### SUPPLIED DATA
######

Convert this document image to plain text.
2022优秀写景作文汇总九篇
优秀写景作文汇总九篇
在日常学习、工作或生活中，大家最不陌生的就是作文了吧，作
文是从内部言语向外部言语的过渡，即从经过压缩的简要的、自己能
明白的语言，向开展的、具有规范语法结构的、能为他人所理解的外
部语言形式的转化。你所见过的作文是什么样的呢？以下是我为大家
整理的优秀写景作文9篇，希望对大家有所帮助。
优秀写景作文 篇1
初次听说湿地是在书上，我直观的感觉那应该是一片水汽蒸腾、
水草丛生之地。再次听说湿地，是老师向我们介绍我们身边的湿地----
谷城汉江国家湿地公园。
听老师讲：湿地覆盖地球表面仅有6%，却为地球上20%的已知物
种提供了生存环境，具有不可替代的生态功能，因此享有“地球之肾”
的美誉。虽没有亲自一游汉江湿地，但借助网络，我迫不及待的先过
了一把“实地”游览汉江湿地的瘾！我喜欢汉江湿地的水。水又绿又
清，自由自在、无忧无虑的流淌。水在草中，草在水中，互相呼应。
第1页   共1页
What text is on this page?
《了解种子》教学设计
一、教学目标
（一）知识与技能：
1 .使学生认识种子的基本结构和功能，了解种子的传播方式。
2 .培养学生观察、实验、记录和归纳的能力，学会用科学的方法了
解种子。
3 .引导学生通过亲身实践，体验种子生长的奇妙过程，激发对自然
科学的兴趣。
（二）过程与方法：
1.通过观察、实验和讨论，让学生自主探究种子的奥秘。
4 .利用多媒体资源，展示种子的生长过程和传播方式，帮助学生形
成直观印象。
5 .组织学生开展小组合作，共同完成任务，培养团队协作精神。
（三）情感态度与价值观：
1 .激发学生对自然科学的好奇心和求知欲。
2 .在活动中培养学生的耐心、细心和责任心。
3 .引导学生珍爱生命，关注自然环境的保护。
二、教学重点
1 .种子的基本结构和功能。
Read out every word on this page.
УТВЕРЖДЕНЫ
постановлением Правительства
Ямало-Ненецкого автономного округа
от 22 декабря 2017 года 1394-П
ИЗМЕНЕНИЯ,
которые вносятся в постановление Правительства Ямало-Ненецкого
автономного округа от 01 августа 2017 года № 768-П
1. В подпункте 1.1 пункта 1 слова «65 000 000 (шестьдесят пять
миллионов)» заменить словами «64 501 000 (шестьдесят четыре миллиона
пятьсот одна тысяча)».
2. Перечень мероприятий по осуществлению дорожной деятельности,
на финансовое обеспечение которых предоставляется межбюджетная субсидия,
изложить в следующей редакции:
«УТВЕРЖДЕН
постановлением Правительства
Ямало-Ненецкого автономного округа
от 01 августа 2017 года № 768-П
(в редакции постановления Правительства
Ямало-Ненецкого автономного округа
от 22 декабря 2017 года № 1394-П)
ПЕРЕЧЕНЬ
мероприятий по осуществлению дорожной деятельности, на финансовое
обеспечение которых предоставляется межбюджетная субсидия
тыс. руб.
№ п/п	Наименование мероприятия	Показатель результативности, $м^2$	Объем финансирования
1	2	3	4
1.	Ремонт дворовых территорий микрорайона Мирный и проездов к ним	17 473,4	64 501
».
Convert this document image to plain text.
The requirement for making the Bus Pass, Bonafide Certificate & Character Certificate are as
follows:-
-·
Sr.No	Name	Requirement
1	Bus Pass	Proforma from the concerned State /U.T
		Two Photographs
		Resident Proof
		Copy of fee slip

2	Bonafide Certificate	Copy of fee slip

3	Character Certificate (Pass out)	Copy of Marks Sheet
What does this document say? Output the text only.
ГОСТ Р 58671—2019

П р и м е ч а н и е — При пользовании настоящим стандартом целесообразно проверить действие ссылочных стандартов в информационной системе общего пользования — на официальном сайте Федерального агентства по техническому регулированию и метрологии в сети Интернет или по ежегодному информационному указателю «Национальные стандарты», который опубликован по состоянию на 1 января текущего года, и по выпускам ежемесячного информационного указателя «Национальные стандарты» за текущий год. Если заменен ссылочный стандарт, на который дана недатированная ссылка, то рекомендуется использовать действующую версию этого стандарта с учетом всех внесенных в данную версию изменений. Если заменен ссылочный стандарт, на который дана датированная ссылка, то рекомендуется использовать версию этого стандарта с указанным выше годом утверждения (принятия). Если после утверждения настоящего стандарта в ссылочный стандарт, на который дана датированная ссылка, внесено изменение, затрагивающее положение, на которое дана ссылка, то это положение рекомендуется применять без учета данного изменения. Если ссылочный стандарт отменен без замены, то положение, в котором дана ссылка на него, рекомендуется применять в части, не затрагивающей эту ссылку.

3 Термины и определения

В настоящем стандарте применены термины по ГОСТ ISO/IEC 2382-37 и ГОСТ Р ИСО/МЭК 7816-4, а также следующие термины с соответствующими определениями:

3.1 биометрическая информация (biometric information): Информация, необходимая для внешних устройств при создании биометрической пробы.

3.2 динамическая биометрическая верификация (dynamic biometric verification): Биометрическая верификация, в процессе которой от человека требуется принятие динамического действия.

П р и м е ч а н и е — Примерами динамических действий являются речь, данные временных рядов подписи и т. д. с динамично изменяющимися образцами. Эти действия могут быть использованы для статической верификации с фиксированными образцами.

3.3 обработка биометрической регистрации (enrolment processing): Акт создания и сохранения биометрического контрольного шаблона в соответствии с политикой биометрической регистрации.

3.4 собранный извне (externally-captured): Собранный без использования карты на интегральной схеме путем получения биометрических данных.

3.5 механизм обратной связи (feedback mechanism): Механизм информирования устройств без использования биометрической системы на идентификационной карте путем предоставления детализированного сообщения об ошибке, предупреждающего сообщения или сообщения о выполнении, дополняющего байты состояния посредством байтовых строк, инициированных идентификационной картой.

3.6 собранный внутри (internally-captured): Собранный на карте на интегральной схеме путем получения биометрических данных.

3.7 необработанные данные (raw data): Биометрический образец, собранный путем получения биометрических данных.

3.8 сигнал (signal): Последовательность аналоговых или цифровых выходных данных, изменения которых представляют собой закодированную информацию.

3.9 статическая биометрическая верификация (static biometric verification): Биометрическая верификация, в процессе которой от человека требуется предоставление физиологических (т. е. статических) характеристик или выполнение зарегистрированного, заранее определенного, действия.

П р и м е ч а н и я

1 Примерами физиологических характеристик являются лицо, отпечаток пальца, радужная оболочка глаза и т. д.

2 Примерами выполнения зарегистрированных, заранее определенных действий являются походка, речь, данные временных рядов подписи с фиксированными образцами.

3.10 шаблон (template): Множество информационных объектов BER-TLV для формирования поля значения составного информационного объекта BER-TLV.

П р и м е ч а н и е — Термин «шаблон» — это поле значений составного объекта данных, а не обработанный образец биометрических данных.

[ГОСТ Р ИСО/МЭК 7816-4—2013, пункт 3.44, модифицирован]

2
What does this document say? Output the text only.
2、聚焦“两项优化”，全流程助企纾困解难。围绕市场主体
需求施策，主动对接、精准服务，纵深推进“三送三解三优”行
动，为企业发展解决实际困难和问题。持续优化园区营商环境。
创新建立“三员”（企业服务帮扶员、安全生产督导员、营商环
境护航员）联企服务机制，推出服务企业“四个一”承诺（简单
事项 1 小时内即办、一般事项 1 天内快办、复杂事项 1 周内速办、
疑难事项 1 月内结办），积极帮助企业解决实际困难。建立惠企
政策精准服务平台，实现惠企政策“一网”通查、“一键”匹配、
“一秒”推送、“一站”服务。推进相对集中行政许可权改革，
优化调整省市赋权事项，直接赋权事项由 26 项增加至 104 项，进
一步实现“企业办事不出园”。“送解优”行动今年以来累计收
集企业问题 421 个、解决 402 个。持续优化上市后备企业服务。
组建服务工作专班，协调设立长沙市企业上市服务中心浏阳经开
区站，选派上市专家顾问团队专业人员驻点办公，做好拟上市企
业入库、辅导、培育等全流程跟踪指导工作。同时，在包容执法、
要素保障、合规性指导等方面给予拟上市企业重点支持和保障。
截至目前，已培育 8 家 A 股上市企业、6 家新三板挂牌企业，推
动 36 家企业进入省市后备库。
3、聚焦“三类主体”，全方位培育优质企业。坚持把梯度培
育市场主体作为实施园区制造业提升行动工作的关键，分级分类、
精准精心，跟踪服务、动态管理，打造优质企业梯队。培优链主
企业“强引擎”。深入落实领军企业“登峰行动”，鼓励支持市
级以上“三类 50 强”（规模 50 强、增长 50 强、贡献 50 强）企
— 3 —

######

### STATED EXERCISE
List each line of the records that holds the string "обеспечение".

### THE RESPONSE
на финансовое обеспечение которых предоставляется межбюджетная субсидия,
обеспечение которых предоставляется межбюджетная субсидия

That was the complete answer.